§ Exercise requirements:
(1) In the comment thread about reopening seaside rail branches, which place does a commenter say already has a light rail system in place?
(2) Write the next part of the comment thread about reopening seaside rail branches, continuing after its last line.

====== Document segment ======

I have never seen B'mth so crowded!
What were the car parks like?
How did they all get there and back?
Were there any special trains?Were there any big traffic hold ups?
I assume that many were day trippers.
The S&D closure was ridiculous.
More power to your elbow New S%D.

Anonymous said...

Why build a whole new line to take in the seaside resorts between Weymouth and Exeter when the Abbotsbury, Bridport (for West Bay), Lyme Regis, Seaton, Sidmouth and Budleigh Sulterton branches could all be reopened as light rail projects as they are cheaper to build and maintain. In the case of Seaton there is alrady a light rail system in place and this could be extended to Seaton Junction, the station of which is still in existence.

Sunshiner said...

====== Data extract ======

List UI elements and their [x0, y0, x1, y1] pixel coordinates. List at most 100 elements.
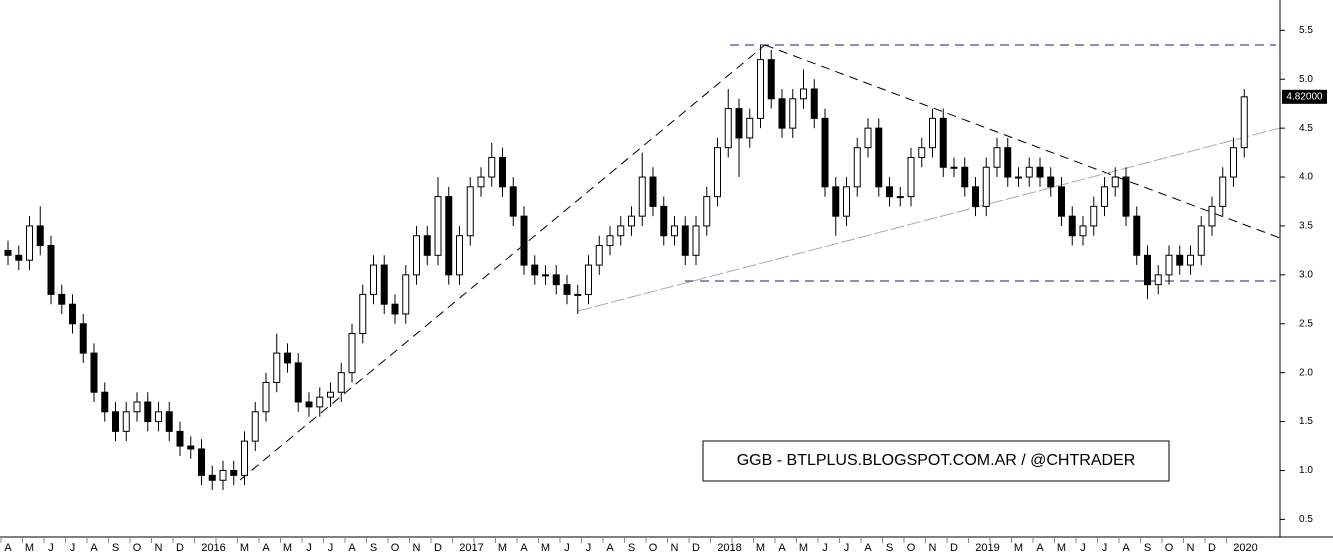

======

§ Expected answers:
(1) Seaton.

(2)
It depends on how traffic develops. I generally favour the light rail option where possible as it is a better user of resources. I simply don't think that the cheaper option will be considered to the same extent once the railways really start coming back. Could these towns only provide small freight/passenger flows suitable for light rail or is the potential much greater?

My point was that if capacity is too strained there is the option of reviving this earlier proposal of bringing main line trains to the resorts along the coastline, which may turn out to be a better option. (This is why Dorchester South had such a strange platform layout until the 1980s, the up platform was actually built on what would be the alignment of this direct line).